### Problem statement
Search the material for the word "Dateien" and copy each line that holds it.
○ ○ ○ ○ ○ ○ ○
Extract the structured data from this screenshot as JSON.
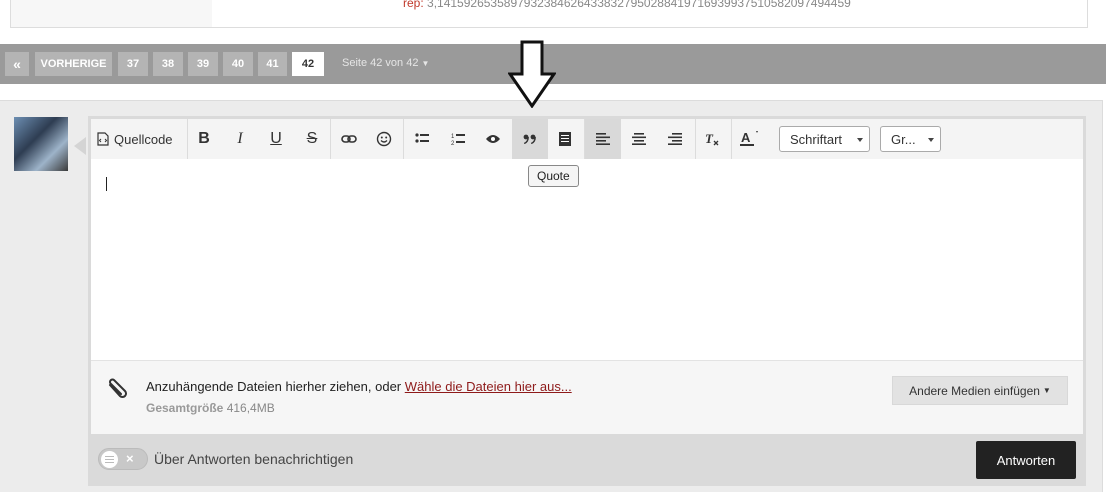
{
  "post": {
    "rep_label": "rep:",
    "rep_value": "3,1415926535897932384626433832795028841971693993751058209749445​9"
  },
  "pagination": {
    "first_icon": "«",
    "prev_label": "VORHERIGE",
    "pages": [
      "37",
      "38",
      "39",
      "40",
      "41",
      "42"
    ],
    "current_page": "42",
    "page_info": "Seite 42 von 42"
  },
  "toolbar": {
    "source_label": "Quellcode",
    "bold": "B",
    "italic": "I",
    "underline": "U",
    "strike": "S",
    "quote_glyph": "99",
    "font_dropdown": "Schriftart",
    "size_dropdown": "Gr..."
  },
  "tooltip": {
    "text": "Quote"
  },
  "attachments": {
    "drop_text": "Anzuhängende Dateien hierher ziehen, oder ",
    "choose_link": "Wähle die Dateien hier aus...",
    "size_label": "Gesamtgröße",
    "size_value": "416,4MB",
    "media_button": "Andere Medien einfügen"
  },
  "footer": {
    "notify_label": "Über Antworten benachrichtigen",
    "toggle_off": "×",
    "submit_label": "Antworten"
  },
  "colors": {
    "pagebar": "#9a9a9a",
    "active_alignment": "#d9d9d9",
    "link": "#8e1a1a",
    "submit": "#222222"
  }
}
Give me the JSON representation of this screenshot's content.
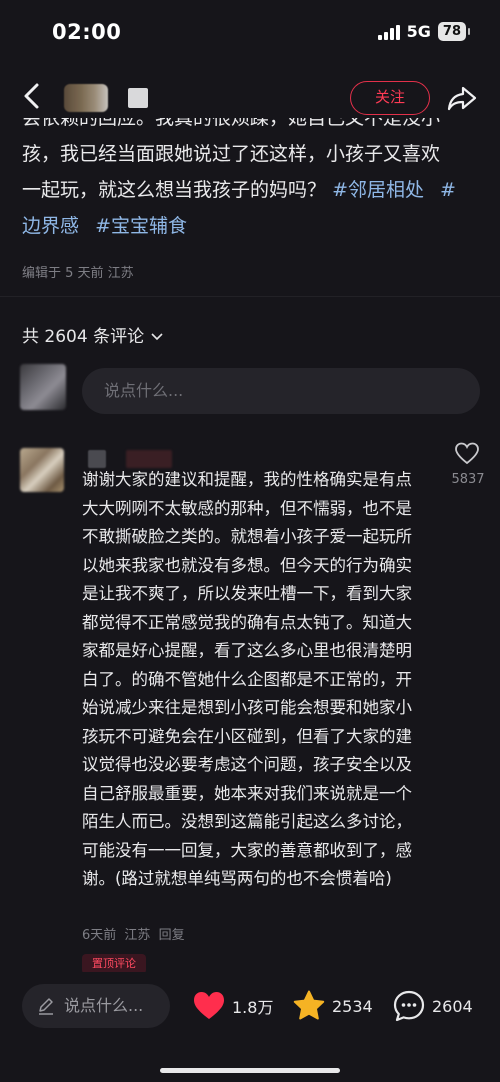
○ ○ ○ ○ ○ ○ ○
### Completed task
    "drop_text": "Anzuhängende Dateien hierher ziehen, oder ",
    "choose_link": "Wähle die Dateien hier aus...",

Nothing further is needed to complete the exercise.